INSTRUCTION ▸
Note each line where "MAHALLE" appears, and copy it.

DATASET RECORDS ▸
_____

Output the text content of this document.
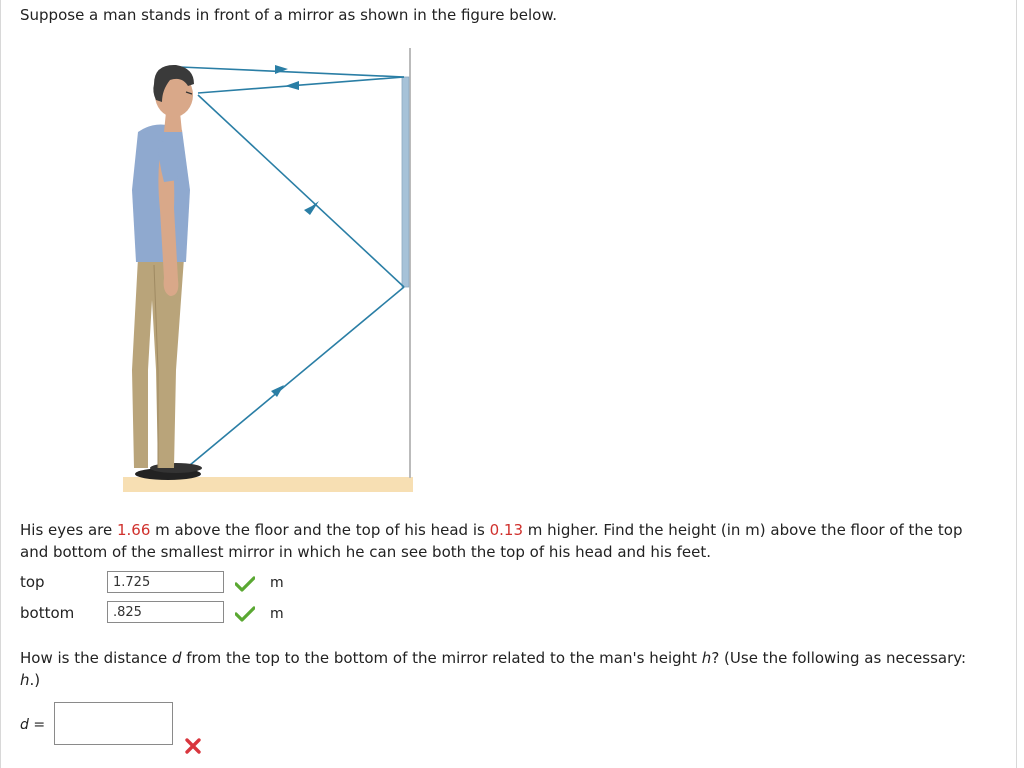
Suppose a man stands in front of a mirror as shown in the figure below.
His eyes are 1.66 m above the floor and the top of his head is 0.13 m higher. Find the height (in m) above the floor of the top and bottom of the smallest mirror in which he can see both the top of his head and his feet.
top
1.725	m
bottom
.825	m
How is the distance d from the top to the bottom of the mirror related to the man's height h? (Use the following as necessary: h.)
d =
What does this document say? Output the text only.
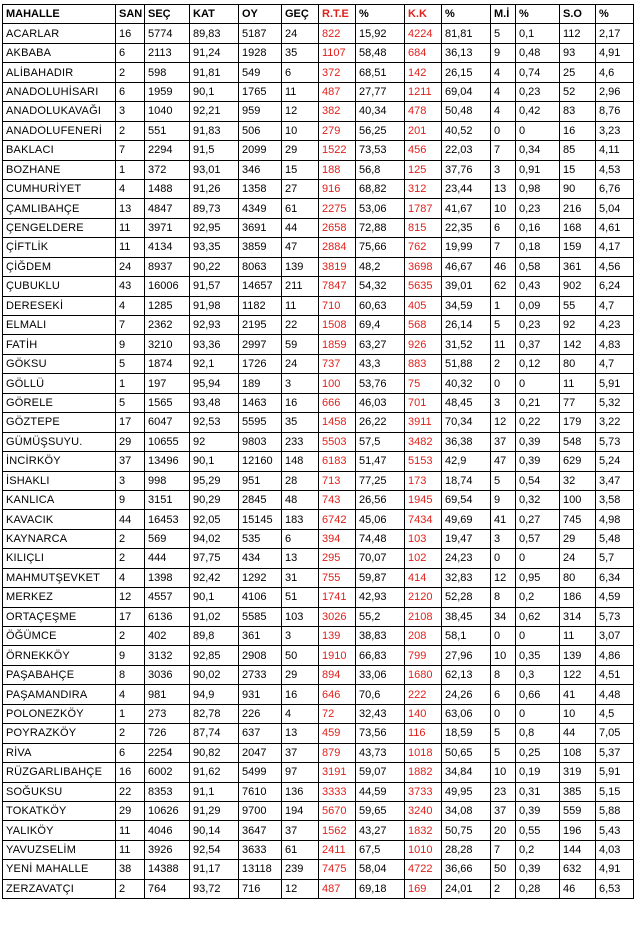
MAHALLE	SAN	SEÇ	KAT	OY	GEÇ	R.T.E	%	K.K	%	M.İ	%	S.O	%
ACARLAR	16	5774	89,83	5187	24	822	15,92	4224	81,81	5	0,1	112	2,17
AKBABA	6	2113	91,24	1928	35	1107	58,48	684	36,13	9	0,48	93	4,91
ALİBAHADIR	2	598	91,81	549	6	372	68,51	142	26,15	4	0,74	25	4,6
ANADOLUHİSARI	6	1959	90,1	1765	11	487	27,77	1211	69,04	4	0,23	52	2,96
ANADOLUKAVAĞI	3	1040	92,21	959	12	382	40,34	478	50,48	4	0,42	83	8,76
ANADOLUFENERİ	2	551	91,83	506	10	279	56,25	201	40,52	0	0	16	3,23
BAKLACI	7	2294	91,5	2099	29	1522	73,53	456	22,03	7	0,34	85	4,11
BOZHANE	1	372	93,01	346	15	188	56,8	125	37,76	3	0,91	15	4,53
CUMHURİYET	4	1488	91,26	1358	27	916	68,82	312	23,44	13	0,98	90	6,76
ÇAMLIBAHÇE	13	4847	89,73	4349	61	2275	53,06	1787	41,67	10	0,23	216	5,04
ÇENGELDERE	11	3971	92,95	3691	44	2658	72,88	815	22,35	6	0,16	168	4,61
ÇİFTLİK	11	4134	93,35	3859	47	2884	75,66	762	19,99	7	0,18	159	4,17
ÇİĞDEM	24	8937	90,22	8063	139	3819	48,2	3698	46,67	46	0,58	361	4,56
ÇUBUKLU	43	16006	91,57	14657	211	7847	54,32	5635	39,01	62	0,43	902	6,24
DERESEKİ	4	1285	91,98	1182	11	710	60,63	405	34,59	1	0,09	55	4,7
ELMALI	7	2362	92,93	2195	22	1508	69,4	568	26,14	5	0,23	92	4,23
FATİH	9	3210	93,36	2997	59	1859	63,27	926	31,52	11	0,37	142	4,83
GÖKSU	5	1874	92,1	1726	24	737	43,3	883	51,88	2	0,12	80	4,7
GÖLLÜ	1	197	95,94	189	3	100	53,76	75	40,32	0	0	11	5,91
GÖRELE	5	1565	93,48	1463	16	666	46,03	701	48,45	3	0,21	77	5,32
GÖZTEPE	17	6047	92,53	5595	35	1458	26,22	3911	70,34	12	0,22	179	3,22
GÜMÜŞSUYU.	29	10655	92	9803	233	5503	57,5	3482	36,38	37	0,39	548	5,73
İNCİRKÖY	37	13496	90,1	12160	148	6183	51,47	5153	42,9	47	0,39	629	5,24
İSHAKLI	3	998	95,29	951	28	713	77,25	173	18,74	5	0,54	32	3,47
KANLICA	9	3151	90,29	2845	48	743	26,56	1945	69,54	9	0,32	100	3,58
KAVACIK	44	16453	92,05	15145	183	6742	45,06	7434	49,69	41	0,27	745	4,98
KAYNARCA	2	569	94,02	535	6	394	74,48	103	19,47	3	0,57	29	5,48
KILIÇLI	2	444	97,75	434	13	295	70,07	102	24,23	0	0	24	5,7
MAHMUTŞEVKET	4	1398	92,42	1292	31	755	59,87	414	32,83	12	0,95	80	6,34
MERKEZ	12	4557	90,1	4106	51	1741	42,93	2120	52,28	8	0,2	186	4,59
ORTAÇEŞME	17	6136	91,02	5585	103	3026	55,2	2108	38,45	34	0,62	314	5,73
ÖĞÜMCE	2	402	89,8	361	3	139	38,83	208	58,1	0	0	11	3,07
ÖRNEKKÖY	9	3132	92,85	2908	50	1910	66,83	799	27,96	10	0,35	139	4,86
PAŞABAHÇE	8	3036	90,02	2733	29	894	33,06	1680	62,13	8	0,3	122	4,51
PAŞAMANDIRA	4	981	94,9	931	16	646	70,6	222	24,26	6	0,66	41	4,48
POLONEZKÖY	1	273	82,78	226	4	72	32,43	140	63,06	0	0	10	4,5
POYRAZKÖY	2	726	87,74	637	13	459	73,56	116	18,59	5	0,8	44	7,05
RİVA	6	2254	90,82	2047	37	879	43,73	1018	50,65	5	0,25	108	5,37
RÜZGARLIBAHÇE	16	6002	91,62	5499	97	3191	59,07	1882	34,84	10	0,19	319	5,91
SOĞUKSU	22	8353	91,1	7610	136	3333	44,59	3733	49,95	23	0,31	385	5,15
TOKATKÖY	29	10626	91,29	9700	194	5670	59,65	3240	34,08	37	0,39	559	5,88
YALIKÖY	11	4046	90,14	3647	37	1562	43,27	1832	50,75	20	0,55	196	5,43
YAVUZSELİM	11	3926	92,54	3633	61	2411	67,5	1010	28,28	7	0,2	144	4,03
YENİ MAHALLE	38	14388	91,17	13118	239	7475	58,04	4722	36,66	50	0,39	632	4,91
ZERZAVATÇI	2	764	93,72	716	12	487	69,18	169	24,01	2	0,28	46	6,53
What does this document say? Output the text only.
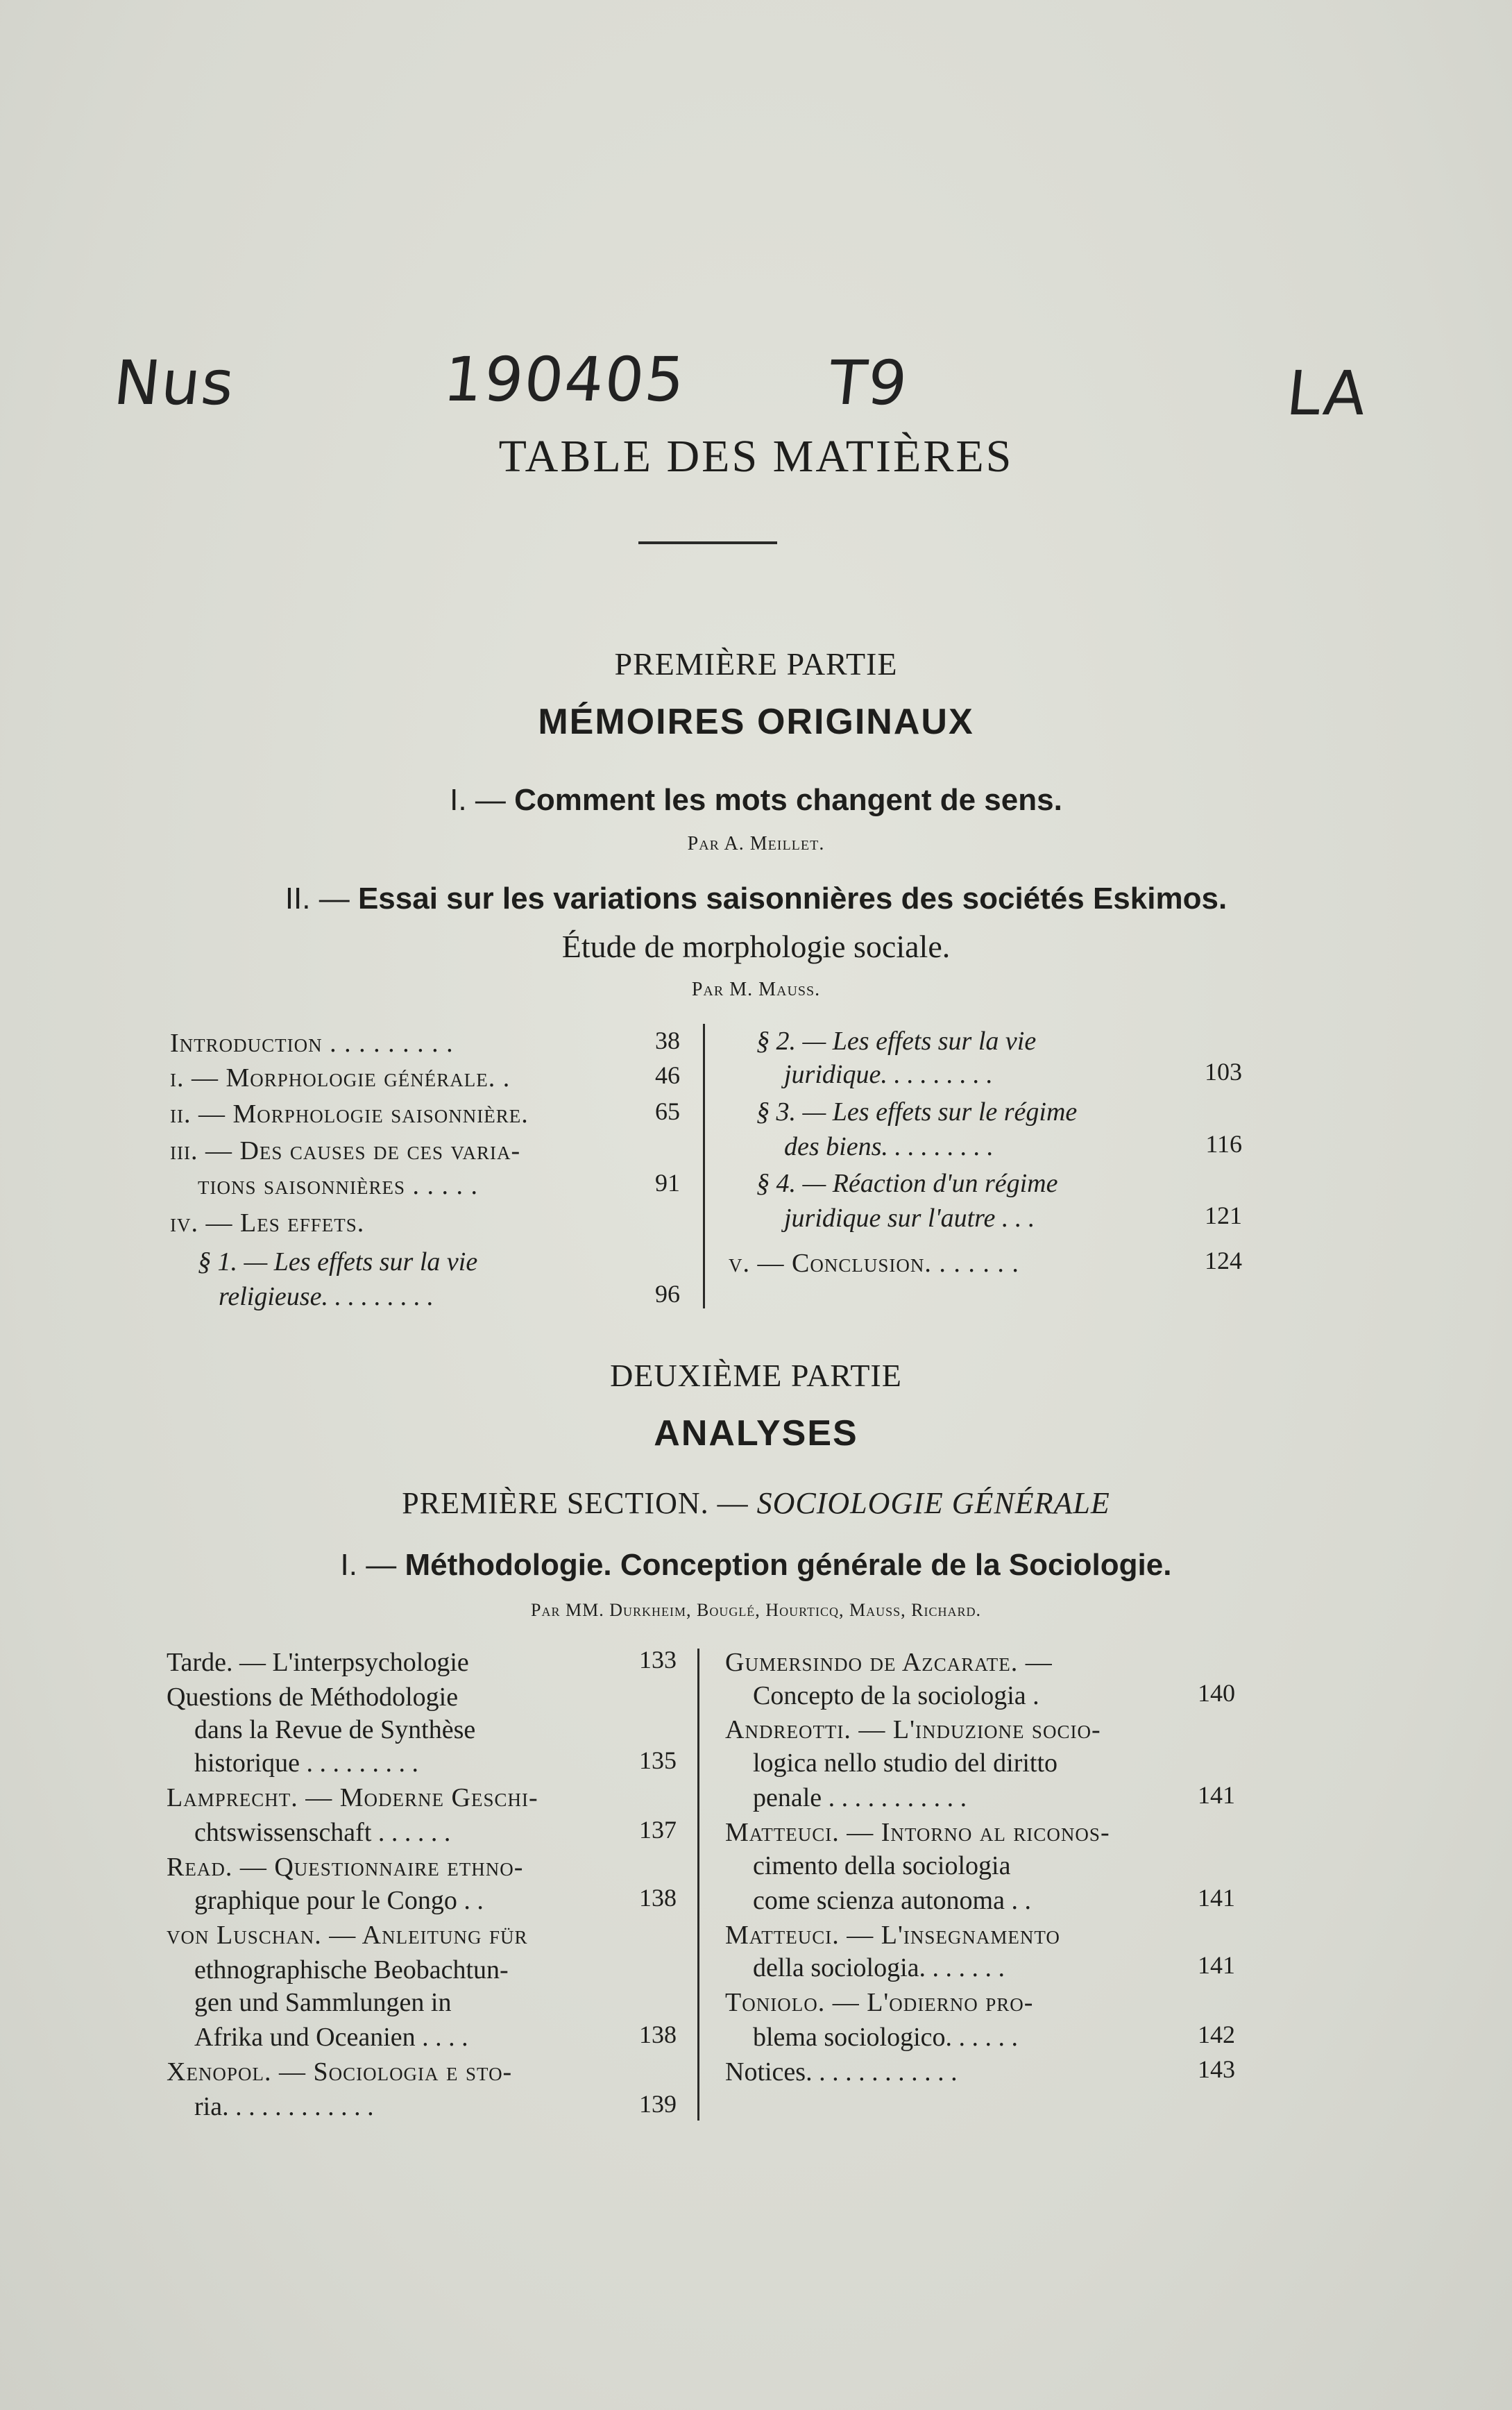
Nus	190405 T9	LA
TABLE DES MATIÈRES
PREMIÈRE PARTIE
MÉMOIRES ORIGINAUX
I. — Comment les mots changent de sens.
Par A. Meillet.
II. — Essai sur les variations saisonnières des sociétés Eskimos.
Étude de morphologie sociale.
Par M. Mauss.
Introduction . . . . . . . . .	38
i. — Morphologie générale. .	46
ii. — Morphologie saisonnière.	65
iii. — Des causes de ces varia-
tions saisonnières . . . . .	91
iv. — Les effets.
§ 1. — Les effets sur la vie
religieuse. . . . . . . . .	96
§ 2. — Les effets sur la vie
juridique. . . . . . . . .	103
§ 3. — Les effets sur le régime
des biens. . . . . . . . .	116
§ 4. — Réaction d'un régime
juridique sur l'autre . . .	121
v. — Conclusion. . . . . . .	124
DEUXIÈME PARTIE
ANALYSES
PREMIÈRE SECTION. — SOCIOLOGIE GÉNÉRALE
I. — Méthodologie. Conception générale de la Sociologie.
Par MM. Durkheim, Bouglé, Hourticq, Mauss, Richard.
Tarde. — L'interpsychologie	133
Questions de Méthodologie
dans la Revue de Synthèse
historique . . . . . . . . .	135
Lamprecht. — Moderne Geschi-
chtswissenschaft . . . . . .	137
Read. — Questionnaire ethno-
graphique pour le Congo . .	138
von Luschan. — Anleitung für
ethnographische Beobachtun-
gen und Sammlungen in
Afrika und Oceanien . . . .	138
Xenopol. — Sociologia e sto-
ria. . . . . . . . . . . .	139
Gumersindo de Azcarate. —
Concepto de la sociologia .	140
Andreotti. — L'induzione socio-
logica nello studio del diritto
penale . . . . . . . . . . .	141
Matteuci. — Intorno al riconos-
cimento della sociologia
come scienza autonoma . .	141
Matteuci. — L'insegnamento
della sociologia. . . . . . .	141
Toniolo. — L'odierno pro-
blema sociologico. . . . . .	142
Notices. . . . . . . . . . . .	143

_____

TASK OUTPUT ▸
MAHALLE	SAN	SEÇ	KAT	OY	GEÇ	R.T.E	%	K.K	%	M.İ	%	S.O	%
YENİ MAHALLE	38	14388	91,17	13118	239	7475	58,04	4722	36,66	50	0,39	632	4,91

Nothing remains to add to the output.